## start Data in this exercise
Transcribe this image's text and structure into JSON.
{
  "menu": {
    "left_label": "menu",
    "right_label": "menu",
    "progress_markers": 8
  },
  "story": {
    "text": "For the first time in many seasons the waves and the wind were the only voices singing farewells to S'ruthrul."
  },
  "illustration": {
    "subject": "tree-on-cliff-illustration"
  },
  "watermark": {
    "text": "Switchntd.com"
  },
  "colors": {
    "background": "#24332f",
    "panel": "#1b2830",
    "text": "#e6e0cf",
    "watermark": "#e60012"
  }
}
## end Data in this exercise
## start Data in this exercise
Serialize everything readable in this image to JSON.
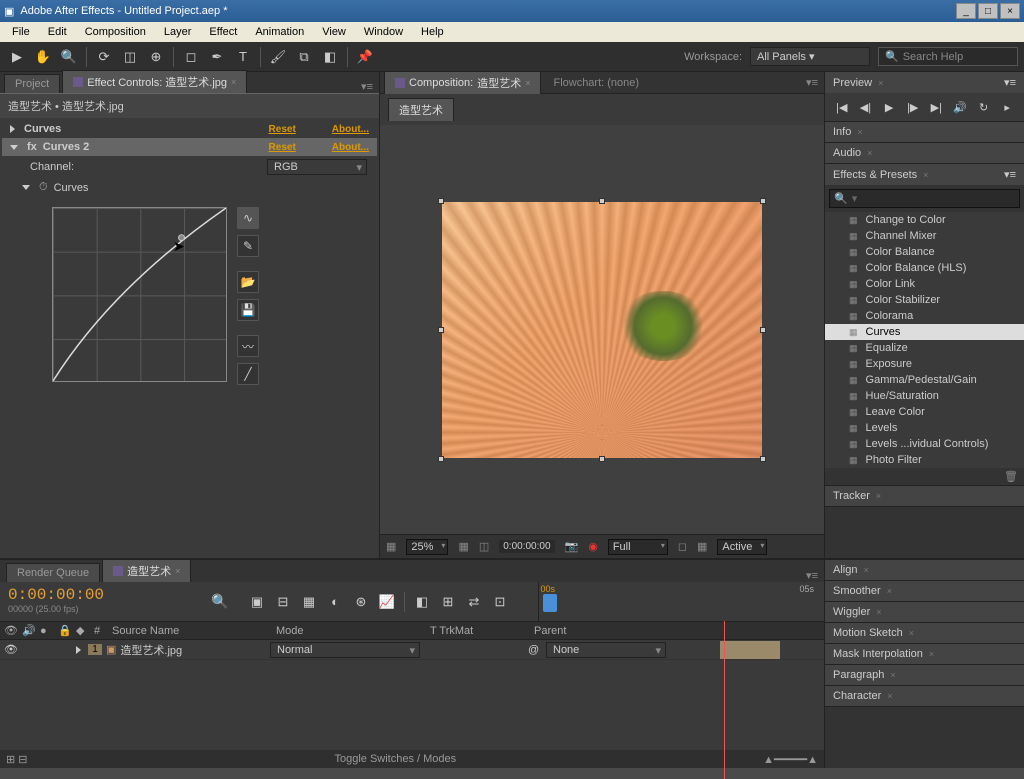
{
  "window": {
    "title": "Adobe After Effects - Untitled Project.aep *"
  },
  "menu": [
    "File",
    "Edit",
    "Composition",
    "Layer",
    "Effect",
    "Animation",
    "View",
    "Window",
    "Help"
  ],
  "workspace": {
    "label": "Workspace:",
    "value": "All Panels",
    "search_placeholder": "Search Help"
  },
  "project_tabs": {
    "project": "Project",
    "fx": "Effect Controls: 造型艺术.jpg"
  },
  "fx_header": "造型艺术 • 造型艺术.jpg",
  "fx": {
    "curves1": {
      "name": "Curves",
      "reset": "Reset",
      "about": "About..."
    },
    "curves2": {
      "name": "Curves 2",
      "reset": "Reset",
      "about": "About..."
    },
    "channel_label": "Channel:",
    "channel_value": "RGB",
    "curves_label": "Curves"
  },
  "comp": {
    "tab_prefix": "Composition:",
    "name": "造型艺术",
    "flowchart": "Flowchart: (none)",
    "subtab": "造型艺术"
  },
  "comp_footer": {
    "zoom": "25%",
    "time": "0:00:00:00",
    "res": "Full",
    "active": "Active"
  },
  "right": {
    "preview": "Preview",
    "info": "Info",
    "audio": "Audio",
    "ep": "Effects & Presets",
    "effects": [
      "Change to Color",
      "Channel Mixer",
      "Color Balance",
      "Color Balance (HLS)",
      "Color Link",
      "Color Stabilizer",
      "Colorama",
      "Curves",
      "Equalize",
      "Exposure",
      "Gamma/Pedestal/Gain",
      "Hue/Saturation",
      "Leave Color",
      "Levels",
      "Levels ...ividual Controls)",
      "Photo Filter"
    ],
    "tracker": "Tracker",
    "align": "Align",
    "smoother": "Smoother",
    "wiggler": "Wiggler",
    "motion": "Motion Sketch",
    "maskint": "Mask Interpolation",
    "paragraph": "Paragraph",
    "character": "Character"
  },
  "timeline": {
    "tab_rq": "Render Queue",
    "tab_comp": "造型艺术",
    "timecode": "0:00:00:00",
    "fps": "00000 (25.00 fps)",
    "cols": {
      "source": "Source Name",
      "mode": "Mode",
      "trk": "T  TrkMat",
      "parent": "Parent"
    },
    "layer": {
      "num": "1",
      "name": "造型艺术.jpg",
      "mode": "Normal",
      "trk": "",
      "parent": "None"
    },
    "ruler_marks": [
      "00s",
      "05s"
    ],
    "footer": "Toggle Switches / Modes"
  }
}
## end Data in this exercise
### Description of the task
Gather all lines with the string "JSON" from the data.

### Written answer
Transcribe this image's text and structure into JSON.
Serialize everything readable in this image to JSON.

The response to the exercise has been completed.